>> start SUPPLIED INFORMATION

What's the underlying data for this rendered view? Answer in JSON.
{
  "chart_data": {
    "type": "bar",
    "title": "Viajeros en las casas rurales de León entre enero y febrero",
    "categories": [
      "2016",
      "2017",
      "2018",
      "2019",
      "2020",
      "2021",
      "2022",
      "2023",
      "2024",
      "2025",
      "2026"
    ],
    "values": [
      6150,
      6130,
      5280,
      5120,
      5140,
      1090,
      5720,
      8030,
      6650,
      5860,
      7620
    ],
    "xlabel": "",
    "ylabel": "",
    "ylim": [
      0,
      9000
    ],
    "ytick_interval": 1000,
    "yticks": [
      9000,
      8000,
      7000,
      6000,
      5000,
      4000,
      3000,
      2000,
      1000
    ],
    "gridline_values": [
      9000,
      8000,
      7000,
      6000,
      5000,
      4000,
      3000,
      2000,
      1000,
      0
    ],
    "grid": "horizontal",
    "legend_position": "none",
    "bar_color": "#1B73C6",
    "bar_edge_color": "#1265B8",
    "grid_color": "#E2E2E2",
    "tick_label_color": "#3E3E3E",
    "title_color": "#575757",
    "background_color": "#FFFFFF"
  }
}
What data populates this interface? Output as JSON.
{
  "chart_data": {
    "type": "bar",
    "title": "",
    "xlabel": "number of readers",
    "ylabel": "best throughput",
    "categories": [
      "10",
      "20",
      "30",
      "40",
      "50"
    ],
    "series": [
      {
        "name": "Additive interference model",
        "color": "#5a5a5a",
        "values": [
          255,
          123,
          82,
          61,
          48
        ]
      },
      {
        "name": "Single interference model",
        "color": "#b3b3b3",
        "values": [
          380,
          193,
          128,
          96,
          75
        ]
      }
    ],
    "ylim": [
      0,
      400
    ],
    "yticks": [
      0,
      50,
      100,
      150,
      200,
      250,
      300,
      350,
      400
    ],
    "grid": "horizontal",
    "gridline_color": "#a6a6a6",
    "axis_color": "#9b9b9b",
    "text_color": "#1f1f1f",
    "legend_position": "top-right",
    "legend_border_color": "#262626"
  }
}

>> end SUPPLIED INFORMATION

* WORK TO COMPLETE: Pick every line with "this" in it and copy it.

* SOLUTION:
What's the underlying data for this rendered view? Answer in JSON.
What data populates this interface? Output as JSON.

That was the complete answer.